> **INSTRUCTIONS TO FOLLOW**
Where a line holds "Glider", copy it.

> **Entries taken from a collection**
- - - -

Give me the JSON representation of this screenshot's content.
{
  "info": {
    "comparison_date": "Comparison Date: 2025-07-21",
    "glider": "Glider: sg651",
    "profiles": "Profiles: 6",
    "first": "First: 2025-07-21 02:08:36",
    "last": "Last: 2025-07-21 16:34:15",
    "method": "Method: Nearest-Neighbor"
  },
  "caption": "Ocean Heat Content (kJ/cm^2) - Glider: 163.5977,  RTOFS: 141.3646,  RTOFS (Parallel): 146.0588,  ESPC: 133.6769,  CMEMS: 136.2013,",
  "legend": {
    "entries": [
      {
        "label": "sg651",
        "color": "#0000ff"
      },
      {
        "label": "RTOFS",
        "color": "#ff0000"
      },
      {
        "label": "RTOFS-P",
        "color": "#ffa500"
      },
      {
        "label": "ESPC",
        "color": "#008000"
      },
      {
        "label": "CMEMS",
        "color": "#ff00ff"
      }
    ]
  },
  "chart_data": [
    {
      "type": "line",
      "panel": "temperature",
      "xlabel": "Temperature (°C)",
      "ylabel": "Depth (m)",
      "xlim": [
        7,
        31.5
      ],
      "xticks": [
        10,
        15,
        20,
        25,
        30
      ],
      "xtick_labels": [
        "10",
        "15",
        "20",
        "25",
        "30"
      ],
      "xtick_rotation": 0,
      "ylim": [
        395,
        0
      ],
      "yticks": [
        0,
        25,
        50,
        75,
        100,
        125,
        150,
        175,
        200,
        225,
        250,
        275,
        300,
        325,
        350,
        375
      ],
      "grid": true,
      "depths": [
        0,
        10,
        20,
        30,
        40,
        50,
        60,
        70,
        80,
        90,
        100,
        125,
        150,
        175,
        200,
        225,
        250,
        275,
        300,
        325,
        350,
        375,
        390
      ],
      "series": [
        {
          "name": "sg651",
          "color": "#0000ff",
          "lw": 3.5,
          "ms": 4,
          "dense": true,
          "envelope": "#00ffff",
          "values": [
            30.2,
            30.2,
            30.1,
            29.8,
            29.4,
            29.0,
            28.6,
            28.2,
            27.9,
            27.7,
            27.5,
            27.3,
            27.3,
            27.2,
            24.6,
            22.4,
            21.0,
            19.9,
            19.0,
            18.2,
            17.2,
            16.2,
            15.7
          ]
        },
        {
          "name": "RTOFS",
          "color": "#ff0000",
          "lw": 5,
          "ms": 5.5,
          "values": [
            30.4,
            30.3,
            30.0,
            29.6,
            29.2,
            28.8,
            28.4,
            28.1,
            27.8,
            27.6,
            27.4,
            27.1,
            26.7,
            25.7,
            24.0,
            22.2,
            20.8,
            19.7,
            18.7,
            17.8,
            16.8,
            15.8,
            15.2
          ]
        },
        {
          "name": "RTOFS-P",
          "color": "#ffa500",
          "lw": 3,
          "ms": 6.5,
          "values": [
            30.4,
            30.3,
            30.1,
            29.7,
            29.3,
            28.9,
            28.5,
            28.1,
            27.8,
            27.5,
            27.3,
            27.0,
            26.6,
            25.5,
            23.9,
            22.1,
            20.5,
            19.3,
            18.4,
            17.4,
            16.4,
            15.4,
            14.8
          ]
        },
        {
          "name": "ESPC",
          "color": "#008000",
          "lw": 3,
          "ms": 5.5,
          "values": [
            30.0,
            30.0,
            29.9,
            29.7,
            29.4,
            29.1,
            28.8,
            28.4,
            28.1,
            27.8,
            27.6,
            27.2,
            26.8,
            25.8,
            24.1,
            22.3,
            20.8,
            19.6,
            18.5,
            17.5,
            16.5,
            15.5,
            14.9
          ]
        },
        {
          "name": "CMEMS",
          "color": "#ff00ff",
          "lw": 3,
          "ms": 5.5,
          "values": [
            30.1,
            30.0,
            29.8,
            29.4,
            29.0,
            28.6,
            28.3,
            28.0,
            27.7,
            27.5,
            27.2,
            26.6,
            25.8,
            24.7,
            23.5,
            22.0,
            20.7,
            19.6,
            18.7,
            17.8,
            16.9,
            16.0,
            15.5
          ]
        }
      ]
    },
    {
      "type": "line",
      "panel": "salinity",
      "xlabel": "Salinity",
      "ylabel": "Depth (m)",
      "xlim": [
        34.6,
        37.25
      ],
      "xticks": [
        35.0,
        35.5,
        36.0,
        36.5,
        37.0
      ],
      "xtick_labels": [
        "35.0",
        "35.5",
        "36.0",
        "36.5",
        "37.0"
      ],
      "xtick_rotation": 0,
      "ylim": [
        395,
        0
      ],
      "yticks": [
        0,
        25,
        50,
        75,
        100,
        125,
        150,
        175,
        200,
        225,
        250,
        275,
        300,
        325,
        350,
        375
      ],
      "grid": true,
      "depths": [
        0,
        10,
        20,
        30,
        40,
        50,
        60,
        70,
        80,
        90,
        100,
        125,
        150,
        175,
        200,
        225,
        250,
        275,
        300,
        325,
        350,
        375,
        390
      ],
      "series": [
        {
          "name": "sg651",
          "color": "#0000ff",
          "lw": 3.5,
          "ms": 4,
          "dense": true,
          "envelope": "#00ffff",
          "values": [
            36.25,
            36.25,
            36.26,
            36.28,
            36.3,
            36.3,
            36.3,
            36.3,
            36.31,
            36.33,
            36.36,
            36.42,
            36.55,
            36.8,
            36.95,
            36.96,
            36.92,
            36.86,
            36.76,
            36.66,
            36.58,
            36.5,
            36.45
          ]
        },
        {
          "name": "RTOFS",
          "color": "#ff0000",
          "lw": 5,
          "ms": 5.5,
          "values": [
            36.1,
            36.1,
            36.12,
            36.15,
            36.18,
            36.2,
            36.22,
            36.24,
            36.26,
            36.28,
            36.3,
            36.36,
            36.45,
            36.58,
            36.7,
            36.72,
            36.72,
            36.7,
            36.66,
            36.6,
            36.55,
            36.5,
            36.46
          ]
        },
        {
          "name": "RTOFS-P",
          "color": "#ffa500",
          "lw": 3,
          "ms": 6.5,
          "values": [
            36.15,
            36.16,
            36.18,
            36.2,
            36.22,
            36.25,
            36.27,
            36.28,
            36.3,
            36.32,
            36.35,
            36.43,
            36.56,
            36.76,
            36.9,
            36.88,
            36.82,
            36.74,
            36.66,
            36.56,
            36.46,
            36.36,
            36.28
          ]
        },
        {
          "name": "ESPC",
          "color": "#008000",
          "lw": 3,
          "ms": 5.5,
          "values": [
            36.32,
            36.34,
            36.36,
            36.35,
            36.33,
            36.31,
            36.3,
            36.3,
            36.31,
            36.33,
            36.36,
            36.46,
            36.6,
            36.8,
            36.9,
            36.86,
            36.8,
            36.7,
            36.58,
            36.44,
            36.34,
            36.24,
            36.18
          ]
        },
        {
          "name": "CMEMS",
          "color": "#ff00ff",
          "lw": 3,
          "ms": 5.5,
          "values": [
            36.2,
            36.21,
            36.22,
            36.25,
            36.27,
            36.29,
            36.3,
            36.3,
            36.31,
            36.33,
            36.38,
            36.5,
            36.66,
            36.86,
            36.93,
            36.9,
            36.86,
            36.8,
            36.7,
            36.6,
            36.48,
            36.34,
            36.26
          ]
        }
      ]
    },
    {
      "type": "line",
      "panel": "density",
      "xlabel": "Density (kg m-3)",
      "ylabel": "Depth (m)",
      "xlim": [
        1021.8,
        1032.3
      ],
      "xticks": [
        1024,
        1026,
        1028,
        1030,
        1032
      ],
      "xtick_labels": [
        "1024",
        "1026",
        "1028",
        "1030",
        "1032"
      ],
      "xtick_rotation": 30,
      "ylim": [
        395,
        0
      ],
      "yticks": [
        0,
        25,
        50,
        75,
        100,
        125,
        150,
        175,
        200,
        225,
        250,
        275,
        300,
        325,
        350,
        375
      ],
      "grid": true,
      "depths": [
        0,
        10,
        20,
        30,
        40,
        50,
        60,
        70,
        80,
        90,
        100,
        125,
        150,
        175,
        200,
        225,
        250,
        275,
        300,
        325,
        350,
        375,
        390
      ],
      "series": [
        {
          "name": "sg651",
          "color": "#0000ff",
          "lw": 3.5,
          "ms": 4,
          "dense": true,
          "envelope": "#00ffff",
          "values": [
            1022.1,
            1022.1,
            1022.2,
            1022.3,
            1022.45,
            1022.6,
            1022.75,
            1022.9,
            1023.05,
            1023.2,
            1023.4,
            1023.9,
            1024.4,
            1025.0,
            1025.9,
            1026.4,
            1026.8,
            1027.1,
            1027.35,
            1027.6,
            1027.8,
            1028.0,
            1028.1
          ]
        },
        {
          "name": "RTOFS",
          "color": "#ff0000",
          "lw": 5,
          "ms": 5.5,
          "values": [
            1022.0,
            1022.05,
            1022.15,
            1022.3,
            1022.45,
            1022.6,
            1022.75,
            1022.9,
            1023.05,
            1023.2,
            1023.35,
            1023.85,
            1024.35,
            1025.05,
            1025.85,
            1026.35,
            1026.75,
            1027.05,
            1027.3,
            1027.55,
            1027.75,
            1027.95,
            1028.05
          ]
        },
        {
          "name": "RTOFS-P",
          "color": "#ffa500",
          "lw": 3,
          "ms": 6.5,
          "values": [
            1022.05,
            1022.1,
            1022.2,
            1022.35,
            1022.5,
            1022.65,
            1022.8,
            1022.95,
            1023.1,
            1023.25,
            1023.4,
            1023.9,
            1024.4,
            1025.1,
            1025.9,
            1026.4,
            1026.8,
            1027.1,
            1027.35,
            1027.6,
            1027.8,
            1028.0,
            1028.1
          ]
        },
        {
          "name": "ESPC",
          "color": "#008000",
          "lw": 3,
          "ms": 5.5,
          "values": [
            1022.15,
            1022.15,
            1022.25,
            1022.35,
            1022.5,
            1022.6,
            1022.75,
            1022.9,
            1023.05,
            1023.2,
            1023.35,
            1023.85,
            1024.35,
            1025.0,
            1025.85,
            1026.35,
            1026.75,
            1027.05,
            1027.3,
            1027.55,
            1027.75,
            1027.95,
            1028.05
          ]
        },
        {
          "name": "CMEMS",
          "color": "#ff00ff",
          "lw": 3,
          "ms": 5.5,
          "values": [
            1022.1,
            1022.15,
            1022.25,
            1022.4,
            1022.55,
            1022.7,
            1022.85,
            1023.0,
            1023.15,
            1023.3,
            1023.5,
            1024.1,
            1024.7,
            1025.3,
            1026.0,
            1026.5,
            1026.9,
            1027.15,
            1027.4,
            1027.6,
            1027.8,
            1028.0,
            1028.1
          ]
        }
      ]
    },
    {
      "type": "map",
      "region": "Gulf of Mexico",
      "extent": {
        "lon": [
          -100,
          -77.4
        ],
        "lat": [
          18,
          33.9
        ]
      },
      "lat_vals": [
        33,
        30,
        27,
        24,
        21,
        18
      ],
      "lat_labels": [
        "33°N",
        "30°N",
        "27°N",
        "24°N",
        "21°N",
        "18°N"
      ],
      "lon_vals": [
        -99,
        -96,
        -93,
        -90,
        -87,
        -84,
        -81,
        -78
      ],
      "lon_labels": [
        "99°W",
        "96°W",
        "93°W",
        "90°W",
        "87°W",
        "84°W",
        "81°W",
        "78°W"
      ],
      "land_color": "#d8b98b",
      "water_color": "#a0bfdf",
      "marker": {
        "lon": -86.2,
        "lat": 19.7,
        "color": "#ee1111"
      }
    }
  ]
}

- - - -

> **RESULT OF THIS TASK**
    "glider": "Glider: sg651",
  "caption": "Ocean Heat Content (kJ/cm^2) - Glider: 163.5977,  RTOFS: 141.3646,  RTOFS (Parallel): 146.0588,  ESPC: 133.6769,  CMEMS: 136.2013,",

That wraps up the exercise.